Retype the full set of records. Keep every character identical.

= = = = =

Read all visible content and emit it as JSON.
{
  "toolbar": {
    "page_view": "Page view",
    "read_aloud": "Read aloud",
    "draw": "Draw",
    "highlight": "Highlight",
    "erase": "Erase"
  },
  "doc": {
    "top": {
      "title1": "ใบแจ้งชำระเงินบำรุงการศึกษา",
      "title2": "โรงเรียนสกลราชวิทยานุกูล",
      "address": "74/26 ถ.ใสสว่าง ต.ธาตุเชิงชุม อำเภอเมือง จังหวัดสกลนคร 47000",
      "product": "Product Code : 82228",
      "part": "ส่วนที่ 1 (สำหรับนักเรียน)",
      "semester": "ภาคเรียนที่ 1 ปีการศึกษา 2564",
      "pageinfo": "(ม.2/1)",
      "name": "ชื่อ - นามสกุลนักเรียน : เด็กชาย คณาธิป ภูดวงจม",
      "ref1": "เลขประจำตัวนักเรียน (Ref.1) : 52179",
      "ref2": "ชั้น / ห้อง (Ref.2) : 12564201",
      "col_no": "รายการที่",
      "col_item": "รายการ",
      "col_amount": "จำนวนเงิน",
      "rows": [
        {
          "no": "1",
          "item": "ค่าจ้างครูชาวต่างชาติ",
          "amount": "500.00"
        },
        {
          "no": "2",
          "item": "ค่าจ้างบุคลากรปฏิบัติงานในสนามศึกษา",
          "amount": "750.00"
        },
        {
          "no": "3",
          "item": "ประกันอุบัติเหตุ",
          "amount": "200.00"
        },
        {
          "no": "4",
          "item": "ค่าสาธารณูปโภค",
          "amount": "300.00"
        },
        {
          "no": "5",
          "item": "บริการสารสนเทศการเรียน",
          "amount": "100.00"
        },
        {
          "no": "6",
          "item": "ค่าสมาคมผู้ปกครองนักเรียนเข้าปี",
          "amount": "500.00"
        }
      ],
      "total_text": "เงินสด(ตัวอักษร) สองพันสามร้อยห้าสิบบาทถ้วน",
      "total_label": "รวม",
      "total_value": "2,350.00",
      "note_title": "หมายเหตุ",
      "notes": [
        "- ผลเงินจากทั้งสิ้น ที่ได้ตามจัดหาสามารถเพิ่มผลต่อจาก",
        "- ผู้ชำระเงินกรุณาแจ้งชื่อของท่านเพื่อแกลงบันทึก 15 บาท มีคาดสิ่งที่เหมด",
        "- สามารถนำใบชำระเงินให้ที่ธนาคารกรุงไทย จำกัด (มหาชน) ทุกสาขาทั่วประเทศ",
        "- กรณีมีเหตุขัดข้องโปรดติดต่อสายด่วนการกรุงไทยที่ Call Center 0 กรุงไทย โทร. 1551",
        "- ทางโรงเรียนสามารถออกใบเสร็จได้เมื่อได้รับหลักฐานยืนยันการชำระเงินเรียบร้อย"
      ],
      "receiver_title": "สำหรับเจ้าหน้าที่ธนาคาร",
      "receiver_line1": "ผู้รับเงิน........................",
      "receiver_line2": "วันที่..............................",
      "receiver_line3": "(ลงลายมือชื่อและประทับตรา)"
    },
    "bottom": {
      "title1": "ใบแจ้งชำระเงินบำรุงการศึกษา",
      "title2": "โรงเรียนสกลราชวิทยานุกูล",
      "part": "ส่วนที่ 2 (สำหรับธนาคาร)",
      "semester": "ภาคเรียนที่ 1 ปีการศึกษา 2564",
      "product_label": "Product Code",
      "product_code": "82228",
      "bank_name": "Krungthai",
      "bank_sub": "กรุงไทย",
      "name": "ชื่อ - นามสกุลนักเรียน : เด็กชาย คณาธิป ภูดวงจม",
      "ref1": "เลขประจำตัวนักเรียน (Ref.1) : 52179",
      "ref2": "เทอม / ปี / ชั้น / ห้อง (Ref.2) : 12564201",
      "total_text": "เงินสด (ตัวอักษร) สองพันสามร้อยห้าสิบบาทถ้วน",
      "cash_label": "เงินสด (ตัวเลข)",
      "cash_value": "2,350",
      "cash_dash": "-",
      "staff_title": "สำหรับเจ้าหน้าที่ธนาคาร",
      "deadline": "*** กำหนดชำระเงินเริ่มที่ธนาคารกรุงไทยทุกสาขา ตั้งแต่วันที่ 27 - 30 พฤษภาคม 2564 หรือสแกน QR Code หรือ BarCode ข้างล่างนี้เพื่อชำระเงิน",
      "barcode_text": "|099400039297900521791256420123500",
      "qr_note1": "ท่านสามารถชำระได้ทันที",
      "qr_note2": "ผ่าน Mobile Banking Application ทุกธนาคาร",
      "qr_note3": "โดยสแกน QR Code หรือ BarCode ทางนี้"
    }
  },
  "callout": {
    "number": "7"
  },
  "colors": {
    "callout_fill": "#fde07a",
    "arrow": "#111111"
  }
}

= = = = =

_Task result_
Read all visible content and emit it as JSON.
{
  "toolbar": {
    "page_view": "Page view",
    "read_aloud": "Read aloud",
    "draw": "Draw",
    "highlight": "Highlight",
    "erase": "Erase"
  },
  "doc": {
    "top": {
      "title1": "ใบแจ้งชำระเงินบำรุงการศึกษา",
      "title2": "โรงเรียนสกลราชวิทยานุกูล",
      "address": "74/26 ถ.ใสสว่าง ต.ธาตุเชิงชุม อำเภอเมือง จังหวัดสกลนคร 47000",
      "product": "Product Code : 82228",
      "part": "ส่วนที่ 1 (สำหรับนักเรียน)",
      "semester": "ภาคเรียนที่ 1 ปีการศึกษา 2564",
      "pageinfo": "(ม.2/1)",
      "name": "ชื่อ - นามสกุลนักเรียน : เด็กชาย คณาธิป ภูดวงจม",
      "ref1": "เลขประจำตัวนักเรียน (Ref.1) : 52179",
      "ref2": "ชั้น / ห้อง (Ref.2) : 12564201",
      "col_no": "รายการที่",
      "col_item": "รายการ",
      "col_amount": "จำนวนเงิน",
      "rows": [
        {
          "no": "1",
          "item": "ค่าจ้างครูชาวต่างชาติ",
          "amount": "500.00"
        },
        {
          "no": "2",
          "item": "ค่าจ้างบุคลากรปฏิบัติงานในสนามศึกษา",
          "amount": "750.00"
        },
        {
          "no": "3",
          "item": "ประกันอุบัติเหตุ",
          "amount": "200.00"
        },
        {
          "no": "4",
          "item": "ค่าสาธารณูปโภค",
          "amount": "300.00"
        },
        {
          "no": "5",
          "item": "บริการสารสนเทศการเรียน",
          "amount": "100.00"
        },
        {
          "no": "6",
          "item": "ค่าสมาคมผู้ปกครองนักเรียนเข้าปี",
          "amount": "500.00"
        }
      ],
      "total_text": "เงินสด(ตัวอักษร) สองพันสามร้อยห้าสิบบาทถ้วน",
      "total_label": "รวม",
      "total_value": "2,350.00",
      "note_title": "หมายเหตุ",
      "notes": [
        "- ผลเงินจากทั้งสิ้น ที่ได้ตามจัดหาสามารถเพิ่มผลต่อจาก",
        "- ผู้ชำระเงินกรุณาแจ้งชื่อของท่านเพื่อแกลงบันทึก 15 บาท มีคาดสิ่งที่เหมด",
        "- สามารถนำใบชำระเงินให้ที่ธนาคารกรุงไทย จำกัด (มหาชน) ทุกสาขาทั่วประเทศ",
        "- กรณีมีเหตุขัดข้องโปรดติดต่อสายด่วนการกรุงไทยที่ Call Center 0 กรุงไทย โทร. 1551",
        "- ทางโรงเรียนสามารถออกใบเสร็จได้เมื่อได้รับหลักฐานยืนยันการชำระเงินเรียบร้อย"
      ],
      "receiver_title": "สำหรับเจ้าหน้าที่ธนาคาร",
      "receiver_line1": "ผู้รับเงิน........................",
      "receiver_line2": "วันที่..............................",
      "receiver_line3": "(ลงลายมือชื่อและประทับตรา)"
    },
    "bottom": {
      "title1": "ใบแจ้งชำระเงินบำรุงการศึกษา",
      "title2": "โรงเรียนสกลราชวิทยานุกูล",
      "part": "ส่วนที่ 2 (สำหรับธนาคาร)",
      "semester": "ภาคเรียนที่ 1 ปีการศึกษา 2564",
      "product_label": "Product Code",
      "product_code": "82228",
      "bank_name": "Krungthai",
      "bank_sub": "กรุงไทย",
      "name": "ชื่อ - นามสกุลนักเรียน : เด็กชาย คณาธิป ภูดวงจม",
      "ref1": "เลขประจำตัวนักเรียน (Ref.1) : 52179",
      "ref2": "เทอม / ปี / ชั้น / ห้อง (Ref.2) : 12564201",
      "total_text": "เงินสด (ตัวอักษร) สองพันสามร้อยห้าสิบบาทถ้วน",
      "cash_label": "เงินสด (ตัวเลข)",
      "cash_value": "2,350",
      "cash_dash": "-",
      "staff_title": "สำหรับเจ้าหน้าที่ธนาคาร",
      "deadline": "*** กำหนดชำระเงินเริ่มที่ธนาคารกรุงไทยทุกสาขา ตั้งแต่วันที่ 27 - 30 พฤษภาคม 2564 หรือสแกน QR Code หรือ BarCode ข้างล่างนี้เพื่อชำระเงิน",
      "barcode_text": "|099400039297900521791256420123500",
      "qr_note1": "ท่านสามารถชำระได้ทันที",
      "qr_note2": "ผ่าน Mobile Banking Application ทุกธนาคาร",
      "qr_note3": "โดยสแกน QR Code หรือ BarCode ทางนี้"
    }
  },
  "callout": {
    "number": "7"
  },
  "colors": {
    "callout_fill": "#fde07a",
    "arrow": "#111111"
  }
}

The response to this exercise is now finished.